[start]

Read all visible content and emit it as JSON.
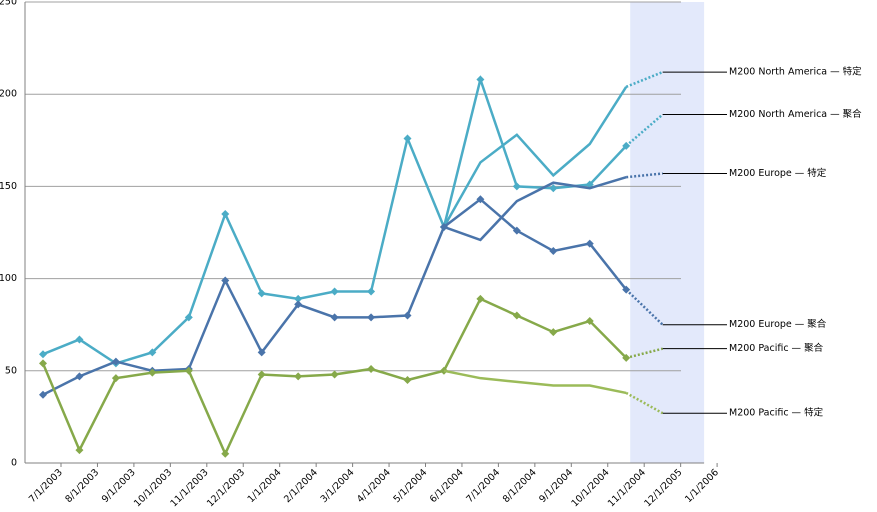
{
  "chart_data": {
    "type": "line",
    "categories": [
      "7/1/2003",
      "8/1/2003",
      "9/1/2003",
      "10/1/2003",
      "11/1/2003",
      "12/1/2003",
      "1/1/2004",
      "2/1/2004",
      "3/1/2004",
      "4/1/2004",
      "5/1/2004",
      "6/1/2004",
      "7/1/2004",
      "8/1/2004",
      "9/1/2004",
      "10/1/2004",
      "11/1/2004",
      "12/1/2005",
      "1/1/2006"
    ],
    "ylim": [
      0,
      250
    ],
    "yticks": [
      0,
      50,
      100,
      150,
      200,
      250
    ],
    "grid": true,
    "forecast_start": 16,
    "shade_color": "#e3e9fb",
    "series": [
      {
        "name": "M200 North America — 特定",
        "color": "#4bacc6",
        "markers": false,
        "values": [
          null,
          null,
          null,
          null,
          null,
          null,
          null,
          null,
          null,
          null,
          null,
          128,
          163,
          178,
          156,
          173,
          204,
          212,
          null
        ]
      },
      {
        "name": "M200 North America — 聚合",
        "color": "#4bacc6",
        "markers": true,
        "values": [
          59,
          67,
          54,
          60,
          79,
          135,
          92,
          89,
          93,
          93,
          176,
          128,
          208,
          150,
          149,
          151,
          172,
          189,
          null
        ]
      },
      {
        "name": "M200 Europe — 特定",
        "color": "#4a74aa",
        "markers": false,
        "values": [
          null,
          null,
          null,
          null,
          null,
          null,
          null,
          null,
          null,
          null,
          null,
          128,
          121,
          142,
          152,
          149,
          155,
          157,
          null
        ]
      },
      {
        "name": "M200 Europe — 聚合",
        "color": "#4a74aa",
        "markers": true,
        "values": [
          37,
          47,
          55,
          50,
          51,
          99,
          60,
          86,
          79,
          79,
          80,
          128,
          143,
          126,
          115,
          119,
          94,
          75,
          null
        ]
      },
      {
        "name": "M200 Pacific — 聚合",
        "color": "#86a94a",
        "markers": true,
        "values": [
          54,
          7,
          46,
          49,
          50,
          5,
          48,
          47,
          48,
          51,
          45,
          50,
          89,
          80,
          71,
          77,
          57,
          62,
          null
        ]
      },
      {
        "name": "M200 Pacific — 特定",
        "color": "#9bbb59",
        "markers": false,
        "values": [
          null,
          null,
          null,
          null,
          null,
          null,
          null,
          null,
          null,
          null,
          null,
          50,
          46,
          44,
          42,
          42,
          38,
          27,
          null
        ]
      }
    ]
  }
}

[end]
[start]

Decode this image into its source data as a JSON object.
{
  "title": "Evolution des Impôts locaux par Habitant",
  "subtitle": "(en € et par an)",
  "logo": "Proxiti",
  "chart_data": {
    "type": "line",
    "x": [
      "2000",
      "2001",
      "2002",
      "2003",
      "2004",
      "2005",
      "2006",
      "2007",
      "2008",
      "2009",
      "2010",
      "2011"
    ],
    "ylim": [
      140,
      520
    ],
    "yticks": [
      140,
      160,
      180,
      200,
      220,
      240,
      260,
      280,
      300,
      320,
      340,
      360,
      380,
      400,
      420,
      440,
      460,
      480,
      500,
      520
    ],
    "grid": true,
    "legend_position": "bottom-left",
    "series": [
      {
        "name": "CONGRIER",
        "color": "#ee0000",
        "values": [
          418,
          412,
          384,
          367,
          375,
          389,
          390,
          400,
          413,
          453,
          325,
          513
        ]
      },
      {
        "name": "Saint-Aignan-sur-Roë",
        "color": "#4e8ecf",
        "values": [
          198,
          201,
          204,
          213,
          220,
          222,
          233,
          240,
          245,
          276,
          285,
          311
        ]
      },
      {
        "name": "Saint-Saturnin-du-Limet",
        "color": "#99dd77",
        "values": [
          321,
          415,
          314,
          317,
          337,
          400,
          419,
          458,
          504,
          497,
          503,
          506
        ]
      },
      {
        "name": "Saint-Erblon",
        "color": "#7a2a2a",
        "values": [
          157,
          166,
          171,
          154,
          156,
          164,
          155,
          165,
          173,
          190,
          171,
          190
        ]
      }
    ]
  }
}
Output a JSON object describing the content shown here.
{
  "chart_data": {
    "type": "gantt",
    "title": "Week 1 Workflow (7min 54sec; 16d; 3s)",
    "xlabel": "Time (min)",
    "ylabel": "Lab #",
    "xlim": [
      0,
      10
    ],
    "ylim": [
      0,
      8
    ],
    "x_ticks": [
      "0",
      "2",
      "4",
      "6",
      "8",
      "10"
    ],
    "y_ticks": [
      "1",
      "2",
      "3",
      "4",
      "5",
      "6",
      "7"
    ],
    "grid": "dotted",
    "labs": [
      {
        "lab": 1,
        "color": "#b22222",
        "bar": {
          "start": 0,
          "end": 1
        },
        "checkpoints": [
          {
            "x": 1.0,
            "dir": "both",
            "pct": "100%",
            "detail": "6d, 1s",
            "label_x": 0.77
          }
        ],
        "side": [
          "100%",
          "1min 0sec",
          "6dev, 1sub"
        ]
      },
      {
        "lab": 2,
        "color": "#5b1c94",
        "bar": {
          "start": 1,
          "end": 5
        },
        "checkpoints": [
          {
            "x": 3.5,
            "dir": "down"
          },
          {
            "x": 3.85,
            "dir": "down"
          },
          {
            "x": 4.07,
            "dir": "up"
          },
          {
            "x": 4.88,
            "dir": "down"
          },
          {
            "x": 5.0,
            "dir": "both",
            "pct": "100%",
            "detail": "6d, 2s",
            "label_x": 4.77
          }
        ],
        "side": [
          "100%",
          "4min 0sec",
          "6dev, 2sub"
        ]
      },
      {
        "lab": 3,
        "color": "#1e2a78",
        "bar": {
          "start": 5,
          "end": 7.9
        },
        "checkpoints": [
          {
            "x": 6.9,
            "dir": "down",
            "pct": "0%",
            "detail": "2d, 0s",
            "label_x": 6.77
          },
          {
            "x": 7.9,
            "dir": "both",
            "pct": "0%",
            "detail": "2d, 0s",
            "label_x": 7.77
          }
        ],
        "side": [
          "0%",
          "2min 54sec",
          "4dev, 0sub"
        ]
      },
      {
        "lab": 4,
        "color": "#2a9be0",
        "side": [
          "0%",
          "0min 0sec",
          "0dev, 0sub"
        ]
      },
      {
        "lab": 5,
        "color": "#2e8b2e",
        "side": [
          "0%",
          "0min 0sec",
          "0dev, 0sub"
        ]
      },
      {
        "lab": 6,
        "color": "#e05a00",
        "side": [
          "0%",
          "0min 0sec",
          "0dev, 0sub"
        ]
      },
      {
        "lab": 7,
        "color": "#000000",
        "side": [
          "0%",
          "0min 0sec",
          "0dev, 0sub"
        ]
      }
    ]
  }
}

[end]

» **Written instruction**
Copy each line of the listing that contains the string "Pacific".

» **Output for this exercise**
        "name": "M200 Pacific — 聚合",
        "name": "M200 Pacific — 特定",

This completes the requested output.